- **WHAT YOU WILL DO**:
In the records, starting at the line with "table-cell: - bbox=[934, 379, 1038, 410]" and ending at the line with "company-logo: FOR SAFETY", swap every "sub-header" for "subheading" and write out only those lines, with nothing else changed.

*-*-*

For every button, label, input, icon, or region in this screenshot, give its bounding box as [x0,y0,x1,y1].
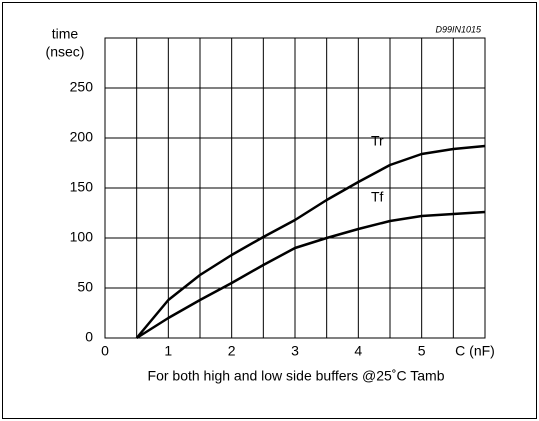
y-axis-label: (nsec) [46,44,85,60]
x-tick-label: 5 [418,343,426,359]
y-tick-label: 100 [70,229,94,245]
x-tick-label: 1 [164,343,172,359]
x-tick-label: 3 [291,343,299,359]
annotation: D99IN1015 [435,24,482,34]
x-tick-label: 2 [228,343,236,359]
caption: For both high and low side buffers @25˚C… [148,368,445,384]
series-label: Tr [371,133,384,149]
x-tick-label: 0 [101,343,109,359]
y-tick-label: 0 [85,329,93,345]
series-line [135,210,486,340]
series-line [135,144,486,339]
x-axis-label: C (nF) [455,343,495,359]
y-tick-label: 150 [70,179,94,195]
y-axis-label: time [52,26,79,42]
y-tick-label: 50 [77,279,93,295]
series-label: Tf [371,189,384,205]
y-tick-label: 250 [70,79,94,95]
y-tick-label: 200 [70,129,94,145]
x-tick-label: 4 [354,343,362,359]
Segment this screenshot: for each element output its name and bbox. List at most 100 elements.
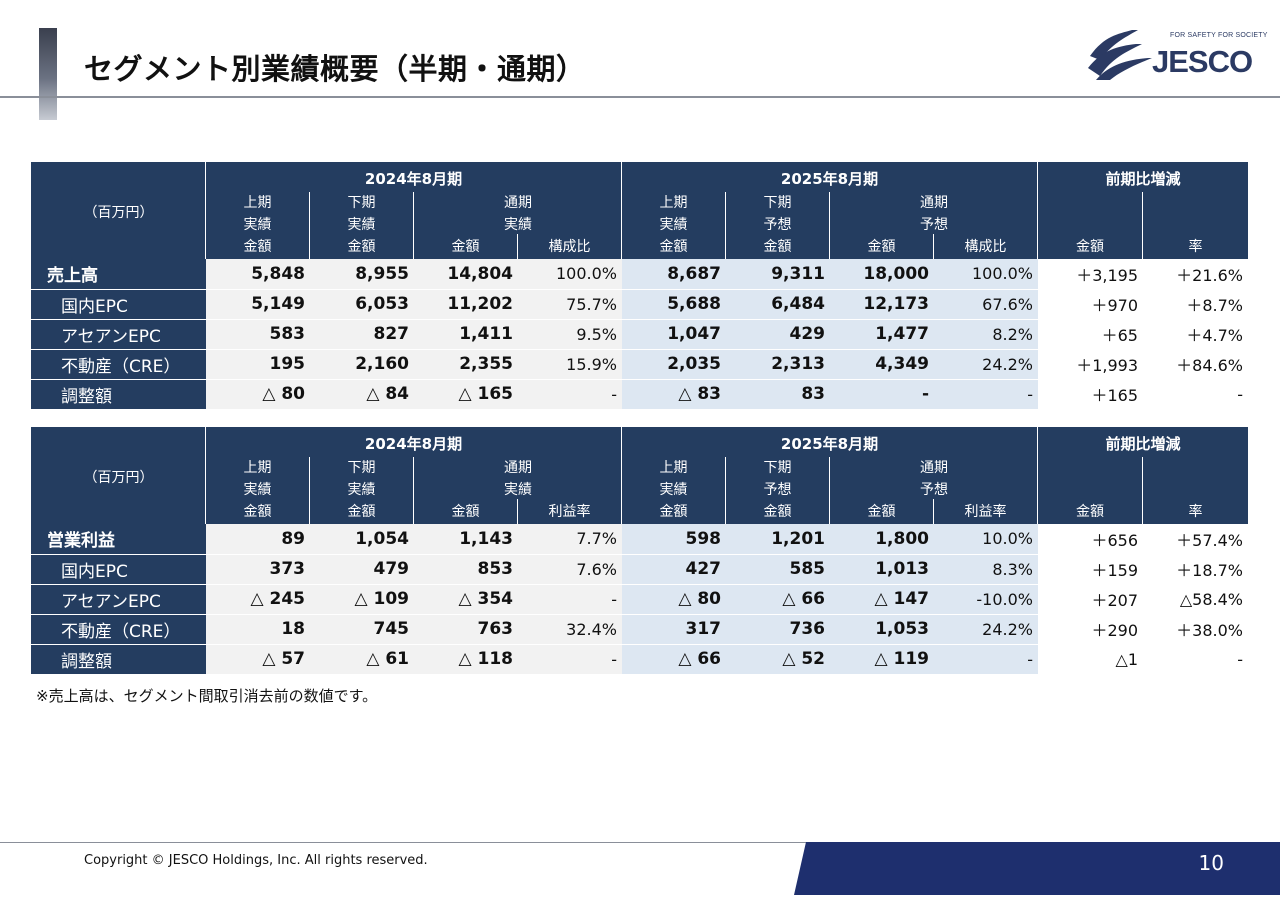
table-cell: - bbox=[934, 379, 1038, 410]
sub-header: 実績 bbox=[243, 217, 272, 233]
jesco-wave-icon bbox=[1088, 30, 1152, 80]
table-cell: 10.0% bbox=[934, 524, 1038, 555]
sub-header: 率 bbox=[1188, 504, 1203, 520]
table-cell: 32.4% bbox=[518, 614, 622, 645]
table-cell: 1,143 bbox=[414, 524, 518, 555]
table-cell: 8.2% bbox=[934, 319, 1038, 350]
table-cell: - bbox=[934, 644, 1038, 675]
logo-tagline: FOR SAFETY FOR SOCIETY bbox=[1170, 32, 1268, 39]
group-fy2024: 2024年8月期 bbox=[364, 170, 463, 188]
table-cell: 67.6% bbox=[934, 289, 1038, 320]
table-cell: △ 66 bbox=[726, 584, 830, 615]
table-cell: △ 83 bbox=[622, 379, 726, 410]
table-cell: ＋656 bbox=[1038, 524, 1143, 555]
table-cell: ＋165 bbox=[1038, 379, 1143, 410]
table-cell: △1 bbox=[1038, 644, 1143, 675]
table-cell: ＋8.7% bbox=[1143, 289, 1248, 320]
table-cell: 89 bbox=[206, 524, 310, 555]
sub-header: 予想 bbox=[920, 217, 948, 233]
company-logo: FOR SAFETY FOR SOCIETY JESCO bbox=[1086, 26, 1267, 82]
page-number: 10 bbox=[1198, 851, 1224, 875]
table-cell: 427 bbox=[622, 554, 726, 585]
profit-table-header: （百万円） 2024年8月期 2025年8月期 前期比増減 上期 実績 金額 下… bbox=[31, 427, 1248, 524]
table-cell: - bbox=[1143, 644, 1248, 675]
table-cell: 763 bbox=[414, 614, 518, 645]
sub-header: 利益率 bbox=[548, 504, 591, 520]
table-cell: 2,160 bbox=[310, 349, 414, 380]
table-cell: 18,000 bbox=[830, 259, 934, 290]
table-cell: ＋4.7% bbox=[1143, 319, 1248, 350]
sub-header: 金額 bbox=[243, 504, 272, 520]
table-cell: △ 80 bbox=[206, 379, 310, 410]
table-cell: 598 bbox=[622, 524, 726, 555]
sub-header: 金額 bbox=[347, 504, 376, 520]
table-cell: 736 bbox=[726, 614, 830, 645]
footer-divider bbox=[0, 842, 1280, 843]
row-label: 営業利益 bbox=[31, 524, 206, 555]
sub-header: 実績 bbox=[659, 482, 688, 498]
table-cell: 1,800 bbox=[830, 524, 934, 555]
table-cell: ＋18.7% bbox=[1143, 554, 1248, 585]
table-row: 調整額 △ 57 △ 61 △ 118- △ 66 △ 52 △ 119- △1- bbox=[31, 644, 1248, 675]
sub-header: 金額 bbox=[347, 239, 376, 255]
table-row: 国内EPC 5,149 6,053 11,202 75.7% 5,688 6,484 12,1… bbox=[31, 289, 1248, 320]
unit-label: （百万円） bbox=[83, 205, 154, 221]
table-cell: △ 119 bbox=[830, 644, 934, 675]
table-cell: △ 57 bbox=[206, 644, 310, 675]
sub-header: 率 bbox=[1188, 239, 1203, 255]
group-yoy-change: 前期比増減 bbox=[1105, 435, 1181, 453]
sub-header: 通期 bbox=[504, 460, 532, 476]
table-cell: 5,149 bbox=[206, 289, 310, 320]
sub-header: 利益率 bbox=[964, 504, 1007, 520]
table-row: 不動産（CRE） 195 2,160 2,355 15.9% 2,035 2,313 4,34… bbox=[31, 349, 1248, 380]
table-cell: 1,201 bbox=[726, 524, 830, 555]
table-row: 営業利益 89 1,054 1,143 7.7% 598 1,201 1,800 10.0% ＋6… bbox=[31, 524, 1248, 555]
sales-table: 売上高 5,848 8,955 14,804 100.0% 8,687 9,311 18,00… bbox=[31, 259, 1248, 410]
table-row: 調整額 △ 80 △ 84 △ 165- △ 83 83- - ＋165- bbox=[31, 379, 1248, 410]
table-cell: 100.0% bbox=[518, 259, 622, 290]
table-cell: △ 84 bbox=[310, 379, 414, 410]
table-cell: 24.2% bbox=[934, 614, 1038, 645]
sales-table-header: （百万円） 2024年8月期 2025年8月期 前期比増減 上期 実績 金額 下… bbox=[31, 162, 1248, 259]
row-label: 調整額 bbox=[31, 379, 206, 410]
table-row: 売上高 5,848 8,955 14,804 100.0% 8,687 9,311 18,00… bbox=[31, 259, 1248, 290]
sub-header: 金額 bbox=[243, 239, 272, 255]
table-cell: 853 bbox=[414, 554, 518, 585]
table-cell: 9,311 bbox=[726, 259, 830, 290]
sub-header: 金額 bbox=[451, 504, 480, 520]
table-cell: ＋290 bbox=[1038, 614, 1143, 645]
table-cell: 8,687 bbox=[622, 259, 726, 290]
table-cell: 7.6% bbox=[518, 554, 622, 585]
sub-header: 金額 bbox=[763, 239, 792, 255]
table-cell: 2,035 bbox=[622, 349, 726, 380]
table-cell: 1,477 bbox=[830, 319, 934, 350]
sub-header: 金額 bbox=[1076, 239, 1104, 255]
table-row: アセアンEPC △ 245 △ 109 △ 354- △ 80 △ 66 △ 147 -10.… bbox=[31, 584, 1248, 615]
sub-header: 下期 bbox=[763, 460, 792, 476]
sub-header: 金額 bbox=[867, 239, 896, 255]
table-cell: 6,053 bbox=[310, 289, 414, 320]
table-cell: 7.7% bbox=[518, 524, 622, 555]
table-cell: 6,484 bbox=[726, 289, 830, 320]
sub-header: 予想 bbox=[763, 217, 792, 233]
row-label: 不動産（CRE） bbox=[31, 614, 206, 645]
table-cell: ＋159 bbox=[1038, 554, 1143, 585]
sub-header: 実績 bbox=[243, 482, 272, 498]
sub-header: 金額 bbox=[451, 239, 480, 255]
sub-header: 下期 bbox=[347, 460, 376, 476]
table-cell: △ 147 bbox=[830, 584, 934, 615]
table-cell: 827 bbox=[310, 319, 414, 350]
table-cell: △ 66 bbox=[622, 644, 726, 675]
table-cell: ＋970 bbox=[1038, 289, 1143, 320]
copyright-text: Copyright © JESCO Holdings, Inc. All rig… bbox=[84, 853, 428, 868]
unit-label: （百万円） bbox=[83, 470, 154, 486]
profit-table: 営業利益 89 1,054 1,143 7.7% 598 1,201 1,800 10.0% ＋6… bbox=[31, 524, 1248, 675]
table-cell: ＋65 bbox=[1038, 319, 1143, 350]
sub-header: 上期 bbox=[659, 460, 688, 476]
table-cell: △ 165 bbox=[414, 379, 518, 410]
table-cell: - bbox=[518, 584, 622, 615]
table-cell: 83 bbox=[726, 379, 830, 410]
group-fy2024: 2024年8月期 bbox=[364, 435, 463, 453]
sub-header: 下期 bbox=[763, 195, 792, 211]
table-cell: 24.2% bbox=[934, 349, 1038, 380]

*-*-*

- **COMPLETE RESPONSE**:
table-cell: - bbox=[934, 379, 1038, 410]
subheading: 実績 bbox=[243, 217, 272, 233]
jesco-wave-icon bbox=[1088, 30, 1152, 80]
table-cell: 10.0% bbox=[934, 524, 1038, 555]
subheading: 率 bbox=[1188, 504, 1203, 520]
table-cell: 32.4% bbox=[518, 614, 622, 645]
table-cell: 1,143 bbox=[414, 524, 518, 555]
table-cell: 8.2% bbox=[934, 319, 1038, 350]
table-cell: - bbox=[934, 644, 1038, 675]
logo-tagline: FOR SAFETY FOR SOCIETY bbox=[1170, 32, 1268, 39]
group-fy2024: 2024年8月期 bbox=[364, 170, 463, 188]
table-cell: 67.6% bbox=[934, 289, 1038, 320]
table-cell: △ 66 bbox=[726, 584, 830, 615]
table-cell: △ 83 bbox=[622, 379, 726, 410]
table-cell: ＋656 bbox=[1038, 524, 1143, 555]
table-cell: ＋165 bbox=[1038, 379, 1143, 410]
table-cell: △1 bbox=[1038, 644, 1143, 675]
table-cell: ＋8.7% bbox=[1143, 289, 1248, 320]
table-cell: 89 bbox=[206, 524, 310, 555]
subheading: 予想 bbox=[920, 217, 948, 233]
company-logo: FOR SAFETY FOR SOCIETY JESCO bbox=[1086, 26, 1267, 82]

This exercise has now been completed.